---------- Data entries

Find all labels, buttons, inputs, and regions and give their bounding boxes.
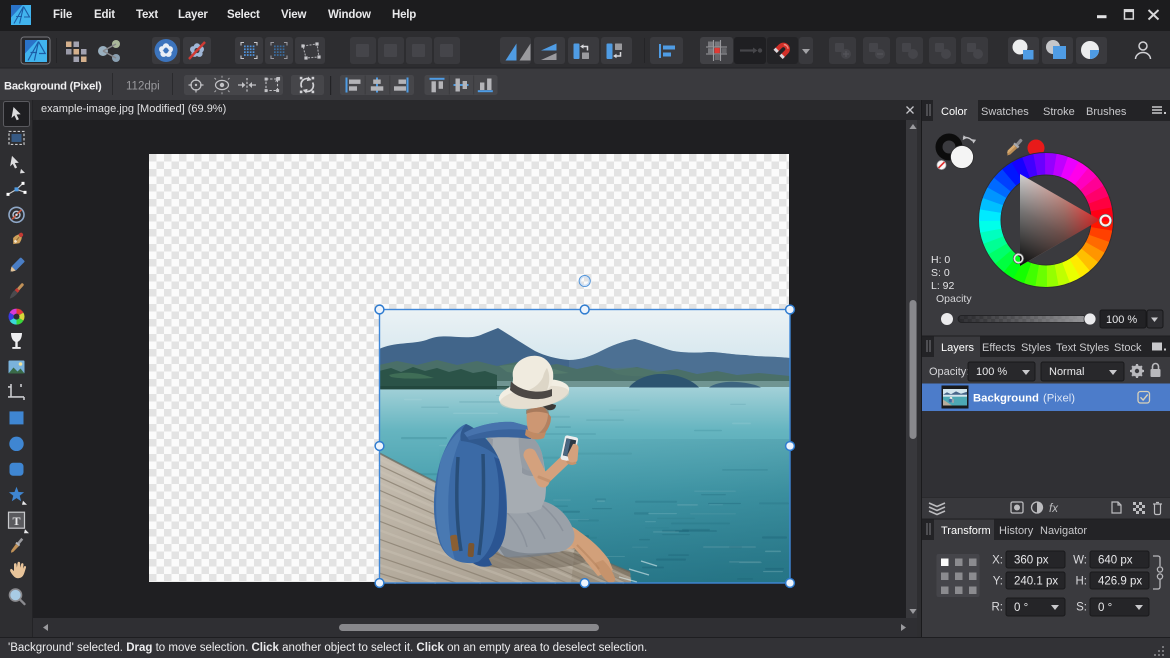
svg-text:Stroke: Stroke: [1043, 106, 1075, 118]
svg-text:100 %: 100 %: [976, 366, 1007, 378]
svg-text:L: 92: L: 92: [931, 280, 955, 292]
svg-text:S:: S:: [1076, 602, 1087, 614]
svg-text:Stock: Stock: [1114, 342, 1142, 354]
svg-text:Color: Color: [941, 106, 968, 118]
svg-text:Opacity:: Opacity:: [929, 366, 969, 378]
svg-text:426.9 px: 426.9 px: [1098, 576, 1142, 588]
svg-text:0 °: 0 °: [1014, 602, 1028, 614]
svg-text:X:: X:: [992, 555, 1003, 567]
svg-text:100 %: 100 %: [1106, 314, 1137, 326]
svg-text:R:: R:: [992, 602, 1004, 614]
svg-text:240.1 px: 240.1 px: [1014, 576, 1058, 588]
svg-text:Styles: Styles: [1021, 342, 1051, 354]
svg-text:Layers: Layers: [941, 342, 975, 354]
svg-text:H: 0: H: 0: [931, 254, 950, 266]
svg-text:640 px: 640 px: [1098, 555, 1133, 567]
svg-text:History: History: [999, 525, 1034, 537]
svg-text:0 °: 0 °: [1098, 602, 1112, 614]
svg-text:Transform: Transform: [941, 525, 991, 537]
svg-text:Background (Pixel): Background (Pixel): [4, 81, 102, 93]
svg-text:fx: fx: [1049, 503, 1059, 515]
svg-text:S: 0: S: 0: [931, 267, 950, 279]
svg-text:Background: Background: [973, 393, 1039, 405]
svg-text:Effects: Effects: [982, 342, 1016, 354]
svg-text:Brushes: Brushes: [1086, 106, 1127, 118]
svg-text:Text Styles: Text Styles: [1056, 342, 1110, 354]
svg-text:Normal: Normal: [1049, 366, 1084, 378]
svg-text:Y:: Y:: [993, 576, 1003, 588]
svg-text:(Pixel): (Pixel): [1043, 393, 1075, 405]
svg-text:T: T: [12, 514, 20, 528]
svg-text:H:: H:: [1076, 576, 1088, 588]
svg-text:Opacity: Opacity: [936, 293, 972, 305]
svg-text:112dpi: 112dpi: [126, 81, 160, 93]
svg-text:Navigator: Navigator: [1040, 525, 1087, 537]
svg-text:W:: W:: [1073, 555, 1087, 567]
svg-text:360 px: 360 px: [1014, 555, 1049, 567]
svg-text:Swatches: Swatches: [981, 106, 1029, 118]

--------------------
---------- Data entries

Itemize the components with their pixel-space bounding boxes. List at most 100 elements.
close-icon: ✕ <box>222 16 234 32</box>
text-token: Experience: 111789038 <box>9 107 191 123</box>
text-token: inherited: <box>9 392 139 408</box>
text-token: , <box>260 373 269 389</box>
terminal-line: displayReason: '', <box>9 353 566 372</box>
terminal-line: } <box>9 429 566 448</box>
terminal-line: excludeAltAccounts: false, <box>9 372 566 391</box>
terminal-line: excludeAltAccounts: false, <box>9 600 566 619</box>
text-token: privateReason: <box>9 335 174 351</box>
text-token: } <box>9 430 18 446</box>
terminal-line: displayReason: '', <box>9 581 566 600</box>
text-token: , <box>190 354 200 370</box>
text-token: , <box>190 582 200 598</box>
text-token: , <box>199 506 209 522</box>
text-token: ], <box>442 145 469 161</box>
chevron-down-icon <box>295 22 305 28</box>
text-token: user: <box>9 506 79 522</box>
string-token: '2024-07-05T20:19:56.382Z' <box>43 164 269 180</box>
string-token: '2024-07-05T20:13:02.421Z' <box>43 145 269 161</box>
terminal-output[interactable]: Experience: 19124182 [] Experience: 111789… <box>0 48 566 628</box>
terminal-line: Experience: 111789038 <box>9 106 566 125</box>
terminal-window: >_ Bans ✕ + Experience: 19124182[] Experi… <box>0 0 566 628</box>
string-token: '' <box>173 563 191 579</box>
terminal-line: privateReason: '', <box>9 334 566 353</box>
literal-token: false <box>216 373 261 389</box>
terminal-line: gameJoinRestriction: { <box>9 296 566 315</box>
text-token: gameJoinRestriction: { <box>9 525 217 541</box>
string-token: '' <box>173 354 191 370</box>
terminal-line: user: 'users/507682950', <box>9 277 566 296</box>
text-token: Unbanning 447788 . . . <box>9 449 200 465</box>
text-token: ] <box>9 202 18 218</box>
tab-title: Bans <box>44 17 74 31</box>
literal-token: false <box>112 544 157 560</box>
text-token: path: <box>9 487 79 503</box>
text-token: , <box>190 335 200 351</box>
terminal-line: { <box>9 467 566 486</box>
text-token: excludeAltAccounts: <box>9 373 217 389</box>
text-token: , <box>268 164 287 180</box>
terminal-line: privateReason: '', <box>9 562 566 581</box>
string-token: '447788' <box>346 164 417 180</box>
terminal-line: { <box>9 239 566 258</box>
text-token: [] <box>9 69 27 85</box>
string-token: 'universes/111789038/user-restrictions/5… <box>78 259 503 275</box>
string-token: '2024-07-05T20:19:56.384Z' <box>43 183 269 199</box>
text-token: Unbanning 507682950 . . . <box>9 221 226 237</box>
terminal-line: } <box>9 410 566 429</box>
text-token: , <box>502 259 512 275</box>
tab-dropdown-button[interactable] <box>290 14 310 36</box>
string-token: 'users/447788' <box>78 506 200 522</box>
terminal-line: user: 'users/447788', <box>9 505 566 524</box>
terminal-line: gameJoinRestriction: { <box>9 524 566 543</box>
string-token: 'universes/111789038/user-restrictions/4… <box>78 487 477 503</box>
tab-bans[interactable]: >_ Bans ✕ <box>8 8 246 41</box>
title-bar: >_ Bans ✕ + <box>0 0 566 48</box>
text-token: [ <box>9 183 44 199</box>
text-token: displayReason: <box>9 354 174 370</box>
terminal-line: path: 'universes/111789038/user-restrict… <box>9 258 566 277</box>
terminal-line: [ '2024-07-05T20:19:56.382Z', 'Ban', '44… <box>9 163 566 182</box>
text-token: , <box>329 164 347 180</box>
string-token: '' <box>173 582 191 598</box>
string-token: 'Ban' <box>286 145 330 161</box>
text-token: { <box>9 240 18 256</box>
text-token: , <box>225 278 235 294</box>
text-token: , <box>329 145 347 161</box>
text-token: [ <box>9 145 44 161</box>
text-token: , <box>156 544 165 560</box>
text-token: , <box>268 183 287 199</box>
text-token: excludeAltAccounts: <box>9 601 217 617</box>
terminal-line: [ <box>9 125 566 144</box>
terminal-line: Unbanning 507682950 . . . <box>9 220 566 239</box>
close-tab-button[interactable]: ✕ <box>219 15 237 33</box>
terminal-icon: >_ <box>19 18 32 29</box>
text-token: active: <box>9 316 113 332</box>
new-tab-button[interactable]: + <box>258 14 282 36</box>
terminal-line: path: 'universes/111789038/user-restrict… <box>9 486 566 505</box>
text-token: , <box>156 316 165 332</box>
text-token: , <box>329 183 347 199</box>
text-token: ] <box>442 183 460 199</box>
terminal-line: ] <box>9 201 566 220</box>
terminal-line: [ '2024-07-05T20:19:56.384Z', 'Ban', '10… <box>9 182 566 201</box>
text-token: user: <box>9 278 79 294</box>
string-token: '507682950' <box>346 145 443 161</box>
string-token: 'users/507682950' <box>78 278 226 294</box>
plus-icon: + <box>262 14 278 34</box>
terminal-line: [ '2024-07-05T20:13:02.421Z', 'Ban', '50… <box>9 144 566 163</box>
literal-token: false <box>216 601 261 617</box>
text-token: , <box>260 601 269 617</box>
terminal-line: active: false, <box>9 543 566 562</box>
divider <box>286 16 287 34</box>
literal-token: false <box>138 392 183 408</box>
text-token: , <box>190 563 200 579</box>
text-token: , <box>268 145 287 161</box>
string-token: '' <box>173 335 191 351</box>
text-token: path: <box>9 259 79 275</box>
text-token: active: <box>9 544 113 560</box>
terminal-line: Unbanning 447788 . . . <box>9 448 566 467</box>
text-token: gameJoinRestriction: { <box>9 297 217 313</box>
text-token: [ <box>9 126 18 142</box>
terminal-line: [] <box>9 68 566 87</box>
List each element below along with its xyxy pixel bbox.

--------------------

* _Given task_:
Reproduce the lines between the one containing "Itemize the components" and the one containing "string-token: '447788' <box>346", inclusive, with every character unchanged.

* _Expected output_:
Itemize the components with their pixel-space bounding boxes. List at most 100 elements.
close-icon: ✕ <box>222 16 234 32</box>
text-token: Experience: 111789038 <box>9 107 191 123</box>
text-token: inherited: <box>9 392 139 408</box>
text-token: , <box>260 373 269 389</box>
terminal-line: displayReason: '', <box>9 353 566 372</box>
terminal-line: } <box>9 429 566 448</box>
terminal-line: excludeAltAccounts: false, <box>9 372 566 391</box>
terminal-line: excludeAltAccounts: false, <box>9 600 566 619</box>
text-token: privateReason: <box>9 335 174 351</box>
text-token: } <box>9 430 18 446</box>
terminal-line: displayReason: '', <box>9 581 566 600</box>
text-token: , <box>190 354 200 370</box>
text-token: , <box>190 582 200 598</box>
text-token: , <box>199 506 209 522</box>
text-token: ], <box>442 145 469 161</box>
chevron-down-icon <box>295 22 305 28</box>
text-token: user: <box>9 506 79 522</box>
string-token: '2024-07-05T20:19:56.382Z' <box>43 164 269 180</box>
string-token: '2024-07-05T20:13:02.421Z' <box>43 145 269 161</box>
terminal-output[interactable]: Experience: 19124182 [] Experience: 111789… <box>0 48 566 628</box>
terminal-line: Experience: 111789038 <box>9 106 566 125</box>
terminal-window: >_ Bans ✕ + Experience: 19124182[] Experi… <box>0 0 566 628</box>
string-token: '' <box>173 563 191 579</box>
terminal-line: privateReason: '', <box>9 334 566 353</box>
literal-token: false <box>216 373 261 389</box>
terminal-line: gameJoinRestriction: { <box>9 296 566 315</box>
text-token: gameJoinRestriction: { <box>9 525 217 541</box>
string-token: '' <box>173 354 191 370</box>
terminal-line: user: 'users/507682950', <box>9 277 566 296</box>
text-token: Unbanning 447788 . . . <box>9 449 200 465</box>
text-token: ] <box>9 202 18 218</box>
tab-title: Bans <box>44 17 74 31</box>
literal-token: false <box>112 544 157 560</box>
text-token: path: <box>9 487 79 503</box>
text-token: , <box>190 335 200 351</box>
terminal-line: { <box>9 467 566 486</box>
text-token: excludeAltAccounts: <box>9 373 217 389</box>
text-token: , <box>268 164 287 180</box>
terminal-line: privateReason: '', <box>9 562 566 581</box>
string-token: '447788' <box>346 164 417 180</box>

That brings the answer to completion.